■ **GIVEN TASK A**
Starting at the beginning of the rows, write out every line exactly, through the line containing "fund-top-label: 3.79 — [16, 1402, 83, 1437]", with both ends included.

====== DOCUMENT TEXT ======

N2Cube enables priority-based DPU task scheduling using the API dpuSetTaskPriority()
, which can specify a DPU task's
priority to a dedicated value at runtime. The priority ranges from 0 (the highest
priority) to 15 (the lowest priority). If not specified, the priority of DPU Task is 15
by default. This brings flexibility to meet the diverse requirements under various edge
scenarios. You can specify different priorities over the models running simultaneously
so that they are scheduled to DPU cores in a different order when they are all in the
ready state. When affinity is specified, the N2Cube priority-based scheduling also
adheres to DPU cores affinity.
DNNDK samples pose detection demonstrates the feature of DPU priority scheduling. Within
this sample, there are two models used: the SSD model for person detection and the pose
detection model for body key points detection. The SSD model is compiled into the DPU
kernel ssd_person
. The pose detection model is compiled into two DPU
kernels pose_0 and pose_2. Therefore, each input image needs to walk through these three
DPU kernels in the order of ssd_person
, pose_0
and
pose_2
. During a multi-threading situation, several input images
may overlap each other among these three kernels simultaneously. To reach better
latency, DPU tasks for ssd_person
, pose_0
, and
pose_2
are assigned the priorities 3, 2, and 1 individually so that
the DPU task for the latter DPU kernel gets scheduled with a higher priority when they
are ready to run.

====== RECORDS PROVIDED ======

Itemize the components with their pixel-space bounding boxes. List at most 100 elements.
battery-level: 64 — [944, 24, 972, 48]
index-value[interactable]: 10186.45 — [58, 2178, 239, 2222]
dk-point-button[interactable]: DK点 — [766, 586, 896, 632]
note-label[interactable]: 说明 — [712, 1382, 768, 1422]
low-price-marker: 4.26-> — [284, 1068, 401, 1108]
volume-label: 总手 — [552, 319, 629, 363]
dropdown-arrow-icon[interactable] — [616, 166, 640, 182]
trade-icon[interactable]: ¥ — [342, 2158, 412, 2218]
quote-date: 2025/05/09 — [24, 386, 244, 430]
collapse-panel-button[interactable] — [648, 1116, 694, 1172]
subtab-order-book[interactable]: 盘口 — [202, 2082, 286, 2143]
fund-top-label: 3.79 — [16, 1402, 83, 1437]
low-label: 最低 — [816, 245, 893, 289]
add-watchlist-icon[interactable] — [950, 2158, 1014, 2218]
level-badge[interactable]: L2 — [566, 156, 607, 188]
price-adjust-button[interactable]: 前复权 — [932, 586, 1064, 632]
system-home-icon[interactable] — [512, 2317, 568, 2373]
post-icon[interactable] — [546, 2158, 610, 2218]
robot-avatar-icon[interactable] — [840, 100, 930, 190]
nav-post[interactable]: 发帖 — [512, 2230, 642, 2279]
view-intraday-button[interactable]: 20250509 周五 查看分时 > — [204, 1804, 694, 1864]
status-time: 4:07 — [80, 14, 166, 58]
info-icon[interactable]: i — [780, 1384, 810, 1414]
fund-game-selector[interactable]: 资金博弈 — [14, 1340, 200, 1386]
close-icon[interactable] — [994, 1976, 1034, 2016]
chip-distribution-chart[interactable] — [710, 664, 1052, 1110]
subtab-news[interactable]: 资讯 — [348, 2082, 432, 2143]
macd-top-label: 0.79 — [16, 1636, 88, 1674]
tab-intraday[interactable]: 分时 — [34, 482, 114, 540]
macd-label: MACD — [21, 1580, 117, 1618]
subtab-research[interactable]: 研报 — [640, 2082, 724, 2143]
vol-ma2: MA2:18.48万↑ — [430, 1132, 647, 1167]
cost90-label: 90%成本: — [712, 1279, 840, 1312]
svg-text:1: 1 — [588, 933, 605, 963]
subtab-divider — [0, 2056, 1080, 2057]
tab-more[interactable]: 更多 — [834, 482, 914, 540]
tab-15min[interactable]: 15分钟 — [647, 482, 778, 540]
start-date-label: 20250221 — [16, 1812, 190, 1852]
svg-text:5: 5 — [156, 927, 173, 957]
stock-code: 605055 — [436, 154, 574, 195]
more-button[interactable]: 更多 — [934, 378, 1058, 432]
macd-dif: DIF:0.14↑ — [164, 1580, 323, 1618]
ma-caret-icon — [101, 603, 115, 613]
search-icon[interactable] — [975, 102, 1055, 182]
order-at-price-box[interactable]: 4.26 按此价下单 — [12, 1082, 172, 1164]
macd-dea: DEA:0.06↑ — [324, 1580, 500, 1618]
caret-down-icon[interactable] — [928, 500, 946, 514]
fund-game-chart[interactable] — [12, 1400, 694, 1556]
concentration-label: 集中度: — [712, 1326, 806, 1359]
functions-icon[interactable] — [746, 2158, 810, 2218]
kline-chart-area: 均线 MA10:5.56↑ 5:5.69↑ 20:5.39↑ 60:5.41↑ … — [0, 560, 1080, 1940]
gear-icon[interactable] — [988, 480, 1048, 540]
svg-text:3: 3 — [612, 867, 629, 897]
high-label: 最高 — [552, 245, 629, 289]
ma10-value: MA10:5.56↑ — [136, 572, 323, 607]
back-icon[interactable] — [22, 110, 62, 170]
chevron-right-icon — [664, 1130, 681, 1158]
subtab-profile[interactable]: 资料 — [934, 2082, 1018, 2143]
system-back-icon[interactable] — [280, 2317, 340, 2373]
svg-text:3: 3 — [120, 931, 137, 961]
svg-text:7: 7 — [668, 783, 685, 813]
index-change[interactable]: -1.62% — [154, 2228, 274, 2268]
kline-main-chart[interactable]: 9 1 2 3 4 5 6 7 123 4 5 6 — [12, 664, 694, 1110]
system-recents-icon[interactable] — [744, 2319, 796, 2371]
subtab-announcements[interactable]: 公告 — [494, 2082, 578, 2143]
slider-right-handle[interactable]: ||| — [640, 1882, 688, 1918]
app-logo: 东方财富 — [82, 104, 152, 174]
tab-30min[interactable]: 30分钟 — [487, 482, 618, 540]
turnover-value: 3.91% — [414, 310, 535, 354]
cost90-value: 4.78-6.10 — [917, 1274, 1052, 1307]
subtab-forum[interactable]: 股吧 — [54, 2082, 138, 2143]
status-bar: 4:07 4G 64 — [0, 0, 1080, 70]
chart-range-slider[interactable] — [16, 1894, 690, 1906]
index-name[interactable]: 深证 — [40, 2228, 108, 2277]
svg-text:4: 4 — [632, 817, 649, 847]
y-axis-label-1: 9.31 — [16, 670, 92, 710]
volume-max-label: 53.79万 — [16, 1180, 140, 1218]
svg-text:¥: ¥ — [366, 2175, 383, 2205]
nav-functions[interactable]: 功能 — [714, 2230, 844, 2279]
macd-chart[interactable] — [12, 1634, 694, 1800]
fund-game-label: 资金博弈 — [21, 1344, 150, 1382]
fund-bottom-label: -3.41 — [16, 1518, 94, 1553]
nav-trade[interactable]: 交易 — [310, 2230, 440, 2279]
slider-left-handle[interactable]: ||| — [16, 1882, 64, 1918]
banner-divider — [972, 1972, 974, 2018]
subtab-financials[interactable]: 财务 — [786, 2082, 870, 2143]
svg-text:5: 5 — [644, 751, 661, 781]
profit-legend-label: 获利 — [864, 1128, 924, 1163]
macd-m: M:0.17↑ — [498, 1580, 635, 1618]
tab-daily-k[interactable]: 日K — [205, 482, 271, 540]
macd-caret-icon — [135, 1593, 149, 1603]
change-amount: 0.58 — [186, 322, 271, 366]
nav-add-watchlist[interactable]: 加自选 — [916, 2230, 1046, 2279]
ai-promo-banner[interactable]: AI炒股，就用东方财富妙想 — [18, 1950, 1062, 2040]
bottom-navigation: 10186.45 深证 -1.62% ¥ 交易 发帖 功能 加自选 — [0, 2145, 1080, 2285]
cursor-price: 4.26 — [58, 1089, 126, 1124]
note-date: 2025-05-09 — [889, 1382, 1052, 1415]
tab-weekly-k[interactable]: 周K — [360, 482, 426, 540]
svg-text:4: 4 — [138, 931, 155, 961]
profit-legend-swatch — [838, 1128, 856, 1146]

======

■ **GIVEN TASK B**
Answer these questions from the N2Cube scheduling text:
(i) What priority does a DPU task have if none is specified?
(ii) Which model is compiled into the DPU kernel ssd_person?
(iii) What priority is assigned to DPU tasks for pose_2?

■ **SOLUTION A**
Itemize the components with their pixel-space bounding boxes. List at most 100 elements.
battery-level: 64 — [944, 24, 972, 48]
index-value[interactable]: 10186.45 — [58, 2178, 239, 2222]
dk-point-button[interactable]: DK点 — [766, 586, 896, 632]
note-label[interactable]: 说明 — [712, 1382, 768, 1422]
low-price-marker: 4.26-> — [284, 1068, 401, 1108]
volume-label: 总手 — [552, 319, 629, 363]
dropdown-arrow-icon[interactable] — [616, 166, 640, 182]
trade-icon[interactable]: ¥ — [342, 2158, 412, 2218]
quote-date: 2025/05/09 — [24, 386, 244, 430]
collapse-panel-button[interactable] — [648, 1116, 694, 1172]
subtab-order-book[interactable]: 盘口 — [202, 2082, 286, 2143]
fund-top-label: 3.79 — [16, 1402, 83, 1437]

■ **SOLUTION B**
(i) 15
(ii) The SSD model for person detection
(iii) 1